Task objective - Return every line below as is, leaving out the pictures.

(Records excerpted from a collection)
--
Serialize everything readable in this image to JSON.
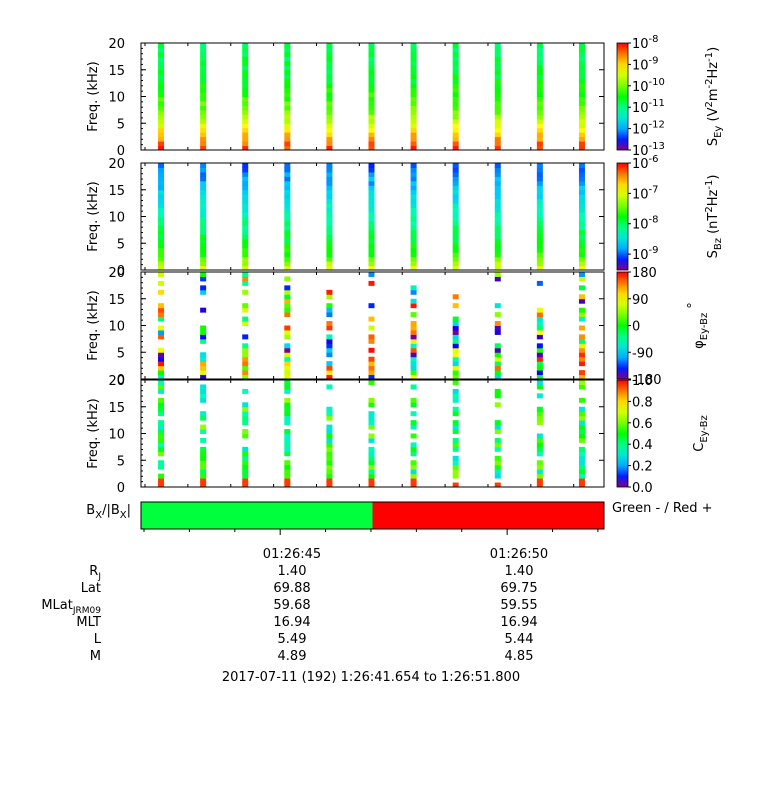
{
  "chart_data": [
    {
      "type": "heatmap",
      "panel": "ey",
      "ylabel": "Freq. (kHz)",
      "ylim": [
        0,
        20
      ],
      "yticks": [
        "0",
        "5",
        "10",
        "15",
        "20"
      ],
      "colorbar": {
        "scale": "log",
        "range": [
          1e-13,
          1e-08
        ],
        "label_main": "S",
        "label_sub": "Ey",
        "label_units_a": " (V",
        "label_units_b": "2",
        "label_units_c": "m",
        "label_units_d": "-2",
        "label_units_e": "Hz",
        "label_units_f": "-1",
        "label_units_g": ")",
        "ticks": [
          {
            "base": "10",
            "exp": "-8"
          },
          {
            "base": "10",
            "exp": "-9"
          },
          {
            "base": "10",
            "exp": "-10"
          },
          {
            "base": "10",
            "exp": "-11"
          },
          {
            "base": "10",
            "exp": "-12"
          },
          {
            "base": "10",
            "exp": "-13"
          }
        ]
      },
      "bursts": 11,
      "profile": [
        0.95,
        0.85,
        0.7,
        0.6,
        0.55,
        0.5,
        0.47,
        0.45,
        0.44,
        0.43
      ]
    },
    {
      "type": "heatmap",
      "panel": "bz",
      "ylabel": "Freq. (kHz)",
      "ylim": [
        0,
        20
      ],
      "yticks": [
        "0",
        "5",
        "10",
        "15",
        "20"
      ],
      "colorbar": {
        "scale": "log",
        "range": [
          3e-10,
          1e-06
        ],
        "label_main": "S",
        "label_sub": "Bz",
        "label_units_a": " (nT",
        "label_units_b": "2",
        "label_units_c": "Hz",
        "label_units_d": "-1",
        "label_units_e": ")",
        "ticks": [
          {
            "base": "10",
            "exp": "-6"
          },
          {
            "base": "10",
            "exp": "-7"
          },
          {
            "base": "10",
            "exp": "-8"
          },
          {
            "base": "10",
            "exp": "-9"
          }
        ]
      },
      "bursts": 11,
      "profile": [
        0.7,
        0.55,
        0.48,
        0.44,
        0.38,
        0.32,
        0.27,
        0.22,
        0.17,
        0.12
      ]
    },
    {
      "type": "heatmap",
      "panel": "phase",
      "ylabel": "Freq. (kHz)",
      "ylim": [
        0,
        20
      ],
      "yticks": [
        "0",
        "5",
        "10",
        "15",
        "20"
      ],
      "colorbar": {
        "scale": "linear",
        "range": [
          -180,
          180
        ],
        "label_main": "φ",
        "label_sub": "Ey-Bz",
        "label_suffix": "°",
        "ticks": [
          "180",
          "90",
          "0",
          "-90",
          "-180"
        ]
      },
      "bursts": 11
    },
    {
      "type": "heatmap",
      "panel": "coherence",
      "ylabel": "Freq. (kHz)",
      "ylim": [
        0,
        20
      ],
      "yticks": [
        "0",
        "5",
        "10",
        "15",
        "20"
      ],
      "colorbar": {
        "scale": "linear",
        "range": [
          0,
          1
        ],
        "label_main": "C",
        "label_sub": "Ey-Bz",
        "ticks": [
          "1.0",
          "0.8",
          "0.6",
          "0.4",
          "0.2",
          "0.0"
        ]
      },
      "bursts": 11
    }
  ],
  "bx_panel": {
    "label_main_a": "B",
    "label_sub_a": "X",
    "label_mid": "/|B",
    "label_sub_b": "X",
    "label_end": "|",
    "legend": "Green - / Red +",
    "split_fraction": 0.5,
    "colors": {
      "negative": "#00ff3c",
      "positive": "#ff0000"
    }
  },
  "time_axis": {
    "labels": [
      "01:26:45",
      "01:26:50"
    ]
  },
  "ephemeris": {
    "rows": [
      {
        "name_main": "R",
        "name_sub": "J",
        "values": [
          "1.40",
          "1.40"
        ]
      },
      {
        "name_main": "Lat",
        "name_sub": "",
        "values": [
          "69.88",
          "69.75"
        ]
      },
      {
        "name_main": "MLat",
        "name_sub": "JRM09",
        "values": [
          "59.68",
          "59.55"
        ]
      },
      {
        "name_main": "MLT",
        "name_sub": "",
        "values": [
          "16.94",
          "16.94"
        ]
      },
      {
        "name_main": "L",
        "name_sub": "",
        "values": [
          "5.49",
          "5.44"
        ]
      },
      {
        "name_main": "M",
        "name_sub": "",
        "values": [
          "4.89",
          "4.85"
        ]
      }
    ]
  },
  "footer": {
    "date_range": "2017-07-11 (192) 1:26:41.654 to 1:26:51.800"
  }
}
--
Completed task -
Serialize everything readable in this image to JSON.
{
  "chart_data": [
    {
      "type": "heatmap",
      "panel": "ey",
      "ylabel": "Freq. (kHz)",
      "ylim": [
        0,
        20
      ],
      "yticks": [
        "0",
        "5",
        "10",
        "15",
        "20"
      ],
      "colorbar": {
        "scale": "log",
        "range": [
          1e-13,
          1e-08
        ],
        "label_main": "S",
        "label_sub": "Ey",
        "label_units_a": " (V",
        "label_units_b": "2",
        "label_units_c": "m",
        "label_units_d": "-2",
        "label_units_e": "Hz",
        "label_units_f": "-1",
        "label_units_g": ")",
        "ticks": [
          {
            "base": "10",
            "exp": "-8"
          },
          {
            "base": "10",
            "exp": "-9"
          },
          {
            "base": "10",
            "exp": "-10"
          },
          {
            "base": "10",
            "exp": "-11"
          },
          {
            "base": "10",
            "exp": "-12"
          },
          {
            "base": "10",
            "exp": "-13"
          }
        ]
      },
      "bursts": 11,
      "profile": [
        0.95,
        0.85,
        0.7,
        0.6,
        0.55,
        0.5,
        0.47,
        0.45,
        0.44,
        0.43
      ]
    },
    {
      "type": "heatmap",
      "panel": "bz",
      "ylabel": "Freq. (kHz)",
      "ylim": [
        0,
        20
      ],
      "yticks": [
        "0",
        "5",
        "10",
        "15",
        "20"
      ],
      "colorbar": {
        "scale": "log",
        "range": [
          3e-10,
          1e-06
        ],
        "label_main": "S",
        "label_sub": "Bz",
        "label_units_a": " (nT",
        "label_units_b": "2",
        "label_units_c": "Hz",
        "label_units_d": "-1",
        "label_units_e": ")",
        "ticks": [
          {
            "base": "10",
            "exp": "-6"
          },
          {
            "base": "10",
            "exp": "-7"
          },
          {
            "base": "10",
            "exp": "-8"
          },
          {
            "base": "10",
            "exp": "-9"
          }
        ]
      },
      "bursts": 11,
      "profile": [
        0.7,
        0.55,
        0.48,
        0.44,
        0.38,
        0.32,
        0.27,
        0.22,
        0.17,
        0.12
      ]
    },
    {
      "type": "heatmap",
      "panel": "phase",
      "ylabel": "Freq. (kHz)",
      "ylim": [
        0,
        20
      ],
      "yticks": [
        "0",
        "5",
        "10",
        "15",
        "20"
      ],
      "colorbar": {
        "scale": "linear",
        "range": [
          -180,
          180
        ],
        "label_main": "φ",
        "label_sub": "Ey-Bz",
        "label_suffix": "°",
        "ticks": [
          "180",
          "90",
          "0",
          "-90",
          "-180"
        ]
      },
      "bursts": 11
    },
    {
      "type": "heatmap",
      "panel": "coherence",
      "ylabel": "Freq. (kHz)",
      "ylim": [
        0,
        20
      ],
      "yticks": [
        "0",
        "5",
        "10",
        "15",
        "20"
      ],
      "colorbar": {
        "scale": "linear",
        "range": [
          0,
          1
        ],
        "label_main": "C",
        "label_sub": "Ey-Bz",
        "ticks": [
          "1.0",
          "0.8",
          "0.6",
          "0.4",
          "0.2",
          "0.0"
        ]
      },
      "bursts": 11
    }
  ],
  "bx_panel": {
    "label_main_a": "B",
    "label_sub_a": "X",
    "label_mid": "/|B",
    "label_sub_b": "X",
    "label_end": "|",
    "legend": "Green - / Red +",
    "split_fraction": 0.5,
    "colors": {
      "negative": "#00ff3c",
      "positive": "#ff0000"
    }
  },
  "time_axis": {
    "labels": [
      "01:26:45",
      "01:26:50"
    ]
  },
  "ephemeris": {
    "rows": [
      {
        "name_main": "R",
        "name_sub": "J",
        "values": [
          "1.40",
          "1.40"
        ]
      },
      {
        "name_main": "Lat",
        "name_sub": "",
        "values": [
          "69.88",
          "69.75"
        ]
      },
      {
        "name_main": "MLat",
        "name_sub": "JRM09",
        "values": [
          "59.68",
          "59.55"
        ]
      },
      {
        "name_main": "MLT",
        "name_sub": "",
        "values": [
          "16.94",
          "16.94"
        ]
      },
      {
        "name_main": "L",
        "name_sub": "",
        "values": [
          "5.49",
          "5.44"
        ]
      },
      {
        "name_main": "M",
        "name_sub": "",
        "values": [
          "4.89",
          "4.85"
        ]
      }
    ]
  },
  "footer": {
    "date_range": "2017-07-11 (192) 1:26:41.654 to 1:26:51.800"
  }
}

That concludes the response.